* **The exercise**
Give the entries again exactly, every one of them.

** BEGIN **

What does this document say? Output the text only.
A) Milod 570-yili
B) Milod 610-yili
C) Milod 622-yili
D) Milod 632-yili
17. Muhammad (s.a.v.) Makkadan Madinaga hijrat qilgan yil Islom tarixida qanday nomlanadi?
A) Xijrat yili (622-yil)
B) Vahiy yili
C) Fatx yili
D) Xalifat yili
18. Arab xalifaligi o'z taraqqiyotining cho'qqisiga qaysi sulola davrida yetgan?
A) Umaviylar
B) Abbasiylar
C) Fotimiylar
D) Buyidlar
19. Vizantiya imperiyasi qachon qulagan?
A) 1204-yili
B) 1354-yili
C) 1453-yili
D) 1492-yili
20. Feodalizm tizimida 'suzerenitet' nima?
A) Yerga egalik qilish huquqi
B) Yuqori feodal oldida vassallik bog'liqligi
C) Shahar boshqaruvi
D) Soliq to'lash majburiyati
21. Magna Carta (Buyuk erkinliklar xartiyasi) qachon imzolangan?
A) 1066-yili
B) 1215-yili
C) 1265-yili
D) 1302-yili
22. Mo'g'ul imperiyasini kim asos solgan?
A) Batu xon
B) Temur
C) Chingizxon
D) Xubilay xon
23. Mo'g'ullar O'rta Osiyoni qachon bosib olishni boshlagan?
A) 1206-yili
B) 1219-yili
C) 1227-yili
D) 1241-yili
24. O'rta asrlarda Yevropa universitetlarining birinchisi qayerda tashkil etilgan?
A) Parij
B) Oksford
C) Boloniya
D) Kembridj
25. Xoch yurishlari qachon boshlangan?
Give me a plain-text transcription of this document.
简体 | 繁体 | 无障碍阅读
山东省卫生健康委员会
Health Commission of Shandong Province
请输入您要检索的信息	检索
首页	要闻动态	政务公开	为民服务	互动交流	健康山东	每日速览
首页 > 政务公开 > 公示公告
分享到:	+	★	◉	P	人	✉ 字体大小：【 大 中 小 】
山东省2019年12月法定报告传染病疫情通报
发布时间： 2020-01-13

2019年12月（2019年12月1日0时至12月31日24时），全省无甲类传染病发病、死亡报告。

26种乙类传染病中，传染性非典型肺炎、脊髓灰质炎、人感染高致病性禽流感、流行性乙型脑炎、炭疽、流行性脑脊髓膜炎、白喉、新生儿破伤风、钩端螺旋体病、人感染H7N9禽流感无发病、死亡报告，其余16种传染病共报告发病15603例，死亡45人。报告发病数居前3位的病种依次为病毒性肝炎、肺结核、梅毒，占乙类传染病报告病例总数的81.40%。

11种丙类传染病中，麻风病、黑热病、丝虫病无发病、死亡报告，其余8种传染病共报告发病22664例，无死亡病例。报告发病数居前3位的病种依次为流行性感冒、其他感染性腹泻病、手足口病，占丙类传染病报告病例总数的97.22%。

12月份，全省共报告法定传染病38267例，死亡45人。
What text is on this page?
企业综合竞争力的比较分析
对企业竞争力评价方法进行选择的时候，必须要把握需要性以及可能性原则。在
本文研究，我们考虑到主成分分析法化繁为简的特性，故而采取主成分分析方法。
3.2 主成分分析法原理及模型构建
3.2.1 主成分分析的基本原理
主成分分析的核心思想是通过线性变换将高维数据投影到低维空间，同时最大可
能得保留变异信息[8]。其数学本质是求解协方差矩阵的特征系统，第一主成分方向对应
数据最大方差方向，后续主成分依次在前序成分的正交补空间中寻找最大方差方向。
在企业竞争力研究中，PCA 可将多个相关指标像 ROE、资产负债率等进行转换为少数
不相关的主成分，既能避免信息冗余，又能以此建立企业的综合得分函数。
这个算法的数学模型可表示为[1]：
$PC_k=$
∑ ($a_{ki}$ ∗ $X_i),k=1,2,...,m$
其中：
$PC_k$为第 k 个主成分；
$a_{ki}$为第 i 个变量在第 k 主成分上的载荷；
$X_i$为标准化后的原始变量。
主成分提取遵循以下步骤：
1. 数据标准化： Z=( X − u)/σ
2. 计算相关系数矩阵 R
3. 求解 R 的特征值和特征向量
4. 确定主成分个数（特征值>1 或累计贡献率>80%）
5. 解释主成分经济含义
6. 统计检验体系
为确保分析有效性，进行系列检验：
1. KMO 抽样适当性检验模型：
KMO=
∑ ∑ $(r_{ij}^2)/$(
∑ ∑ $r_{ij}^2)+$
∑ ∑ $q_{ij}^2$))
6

** END **

* **Response below**
What does this document say? Output the text only.
A) Milod 570-yili
B) Milod 610-yili
C) Milod 622-yili
D) Milod 632-yili
17. Muhammad (s.a.v.) Makkadan Madinaga hijrat qilgan yil Islom tarixida qanday nomlanadi?
A) Xijrat yili (622-yil)
B) Vahiy yili
C) Fatx yili
D) Xalifat yili
18. Arab xalifaligi o'z taraqqiyotining cho'qqisiga qaysi sulola davrida yetgan?
A) Umaviylar
B) Abbasiylar
C) Fotimiylar
D) Buyidlar
19. Vizantiya imperiyasi qachon qulagan?
A) 1204-yili
B) 1354-yili
C) 1453-yili
D) 1492-yili
20. Feodalizm tizimida 'suzerenitet' nima?
A) Yerga egalik qilish huquqi
B) Yuqori feodal oldida vassallik bog'liqligi
C) Shahar boshqaruvi
D) Soliq to'lash majburiyati
21. Magna Carta (Buyuk erkinliklar xartiyasi) qachon imzolangan?
A) 1066-yili
B) 1215-yili
C) 1265-yili
D) 1302-yili
22. Mo'g'ul imperiyasini kim asos solgan?
A) Batu xon
B) Temur
C) Chingizxon
D) Xubilay xon
23. Mo'g'ullar O'rta Osiyoni qachon bosib olishni boshlagan?
A) 1206-yili
B) 1219-yili
C) 1227-yili
D) 1241-yili
24. O'rta asrlarda Yevropa universitetlarining birinchisi qayerda tashkil etilgan?
A) Parij
B) Oksford
C) Boloniya
D) Kembridj
25. Xoch yurishlari qachon boshlangan?
Give me a plain-text transcription of this document.
简体 | 繁体 | 无障碍阅读
山东省卫生健康委员会
Health Commission of Shandong Province
请输入您要检索的信息	检索
首页	要闻动态	政务公开	为民服务	互动交流	健康山东	每日速览
首页 > 政务公开 > 公示公告
分享到:	+	★	◉	P	人	✉ 字体大小：【 大 中 小 】
山东省2019年12月法定报告传染病疫情通报
发布时间： 2020-01-13

2019年12月（2019年12月1日0时至12月31日24时），全省无甲类传染病发病、死亡报告。

26种乙类传染病中，传染性非典型肺炎、脊髓灰质炎、人感染高致病性禽流感、流行性乙型脑炎、炭疽、流行性脑脊髓膜炎、白喉、新生儿破伤风、钩端螺旋体病、人感染H7N9禽流感无发病、死亡报告，其余16种传染病共报告发病15603例，死亡45人。报告发病数居前3位的病种依次为病毒性肝炎、肺结核、梅毒，占乙类传染病报告病例总数的81.40%。

11种丙类传染病中，麻风病、黑热病、丝虫病无发病、死亡报告，其余8种传染病共报告发病22664例，无死亡病例。报告发病数居前3位的病种依次为流行性感冒、其他感染性腹泻病、手足口病，占丙类传染病报告病例总数的97.22%。

12月份，全省共报告法定传染病38267例，死亡45人。
What text is on this page?
企业综合竞争力的比较分析
对企业竞争力评价方法进行选择的时候，必须要把握需要性以及可能性原则。在
本文研究，我们考虑到主成分分析法化繁为简的特性，故而采取主成分分析方法。
3.2 主成分分析法原理及模型构建
3.2.1 主成分分析的基本原理
主成分分析的核心思想是通过线性变换将高维数据投影到低维空间，同时最大可
能得保留变异信息[8]。其数学本质是求解协方差矩阵的特征系统，第一主成分方向对应
数据最大方差方向，后续主成分依次在前序成分的正交补空间中寻找最大方差方向。
在企业竞争力研究中，PCA 可将多个相关指标像 ROE、资产负债率等进行转换为少数
不相关的主成分，既能避免信息冗余，又能以此建立企业的综合得分函数。
这个算法的数学模型可表示为[1]：
$PC_k=$
∑ ($a_{ki}$ ∗ $X_i),k=1,2,...,m$
其中：
$PC_k$为第 k 个主成分；
$a_{ki}$为第 i 个变量在第 k 主成分上的载荷；
$X_i$为标准化后的原始变量。
主成分提取遵循以下步骤：
1. 数据标准化： Z=( X − u)/σ
2. 计算相关系数矩阵 R
3. 求解 R 的特征值和特征向量
4. 确定主成分个数（特征值>1 或累计贡献率>80%）
5. 解释主成分经济含义
6. 统计检验体系
为确保分析有效性，进行系列检验：
1. KMO 抽样适当性检验模型：
KMO=
∑ ∑ $(r_{ij}^2)/$(
∑ ∑ $r_{ij}^2)+$
∑ ∑ $q_{ij}^2$))
6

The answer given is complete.